_Directions_:
Write out the entire listing below exactly as it appears, minus any pictures.

_Available records_:
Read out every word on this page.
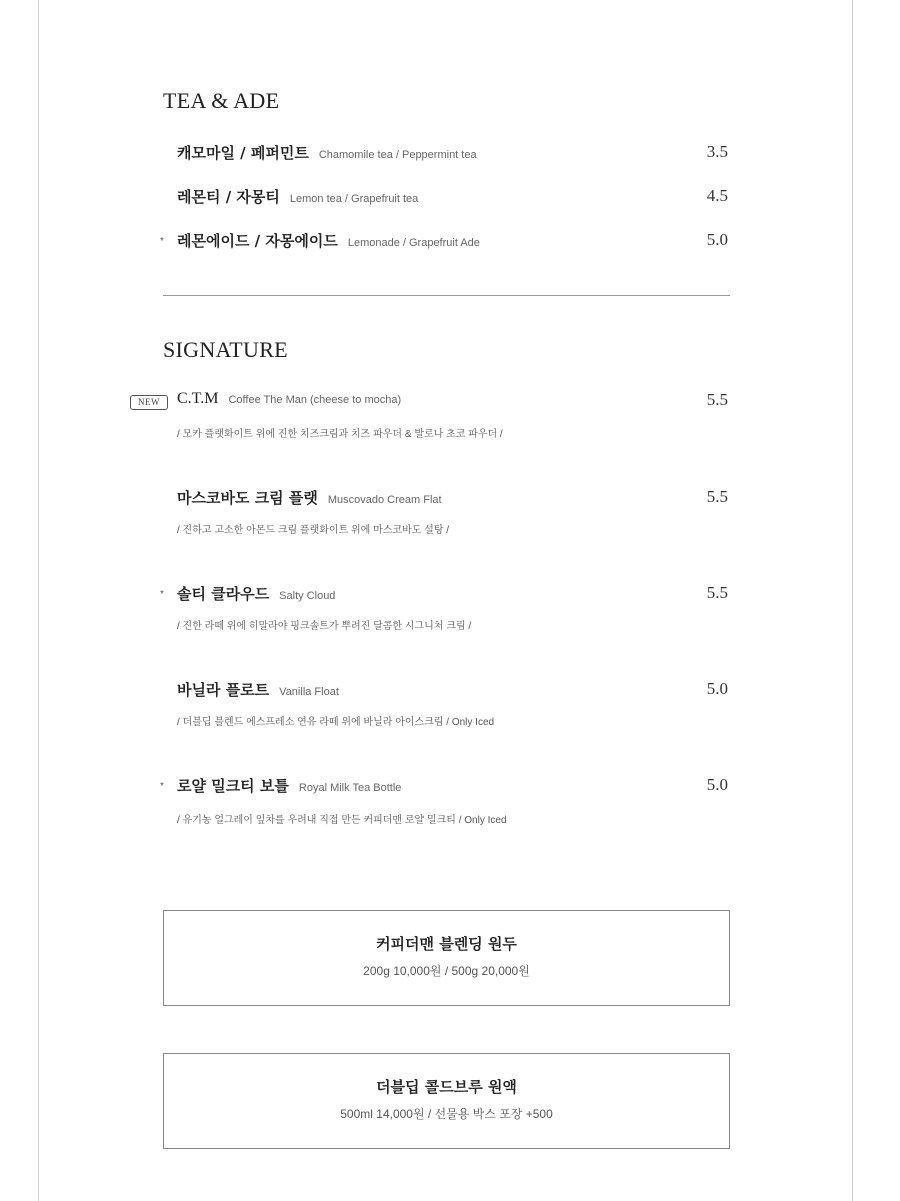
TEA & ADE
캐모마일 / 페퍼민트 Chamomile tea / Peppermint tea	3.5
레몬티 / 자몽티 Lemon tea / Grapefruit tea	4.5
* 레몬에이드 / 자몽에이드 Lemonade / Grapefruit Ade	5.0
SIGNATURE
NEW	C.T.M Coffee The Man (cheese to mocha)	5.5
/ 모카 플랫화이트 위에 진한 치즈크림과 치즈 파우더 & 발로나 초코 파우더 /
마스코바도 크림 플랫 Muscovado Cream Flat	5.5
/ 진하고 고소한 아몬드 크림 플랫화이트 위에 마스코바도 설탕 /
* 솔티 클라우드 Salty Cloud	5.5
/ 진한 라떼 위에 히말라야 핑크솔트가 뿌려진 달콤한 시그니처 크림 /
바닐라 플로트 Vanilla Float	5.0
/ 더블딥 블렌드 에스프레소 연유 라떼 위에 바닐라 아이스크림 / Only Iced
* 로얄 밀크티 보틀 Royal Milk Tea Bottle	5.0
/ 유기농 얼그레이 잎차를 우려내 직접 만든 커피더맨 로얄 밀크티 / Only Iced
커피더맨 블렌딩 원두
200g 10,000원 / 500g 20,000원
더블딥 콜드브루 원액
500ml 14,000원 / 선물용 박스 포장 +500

_Answer in full_:
Read out every word on this page.
TEA & ADE
캐모마일 / 페퍼민트 Chamomile tea / Peppermint tea	3.5
레몬티 / 자몽티 Lemon tea / Grapefruit tea	4.5
* 레몬에이드 / 자몽에이드 Lemonade / Grapefruit Ade	5.0
SIGNATURE
NEW	C.T.M Coffee The Man (cheese to mocha)	5.5
/ 모카 플랫화이트 위에 진한 치즈크림과 치즈 파우더 & 발로나 초코 파우더 /
마스코바도 크림 플랫 Muscovado Cream Flat	5.5
/ 진하고 고소한 아몬드 크림 플랫화이트 위에 마스코바도 설탕 /
* 솔티 클라우드 Salty Cloud	5.5
/ 진한 라떼 위에 히말라야 핑크솔트가 뿌려진 달콤한 시그니처 크림 /
바닐라 플로트 Vanilla Float	5.0
/ 더블딥 블렌드 에스프레소 연유 라떼 위에 바닐라 아이스크림 / Only Iced
* 로얄 밀크티 보틀 Royal Milk Tea Bottle	5.0
/ 유기농 얼그레이 잎차를 우려내 직접 만든 커피더맨 로얄 밀크티 / Only Iced
커피더맨 블렌딩 원두
200g 10,000원 / 500g 20,000원
더블딥 콜드브루 원액
500ml 14,000원 / 선물용 박스 포장 +500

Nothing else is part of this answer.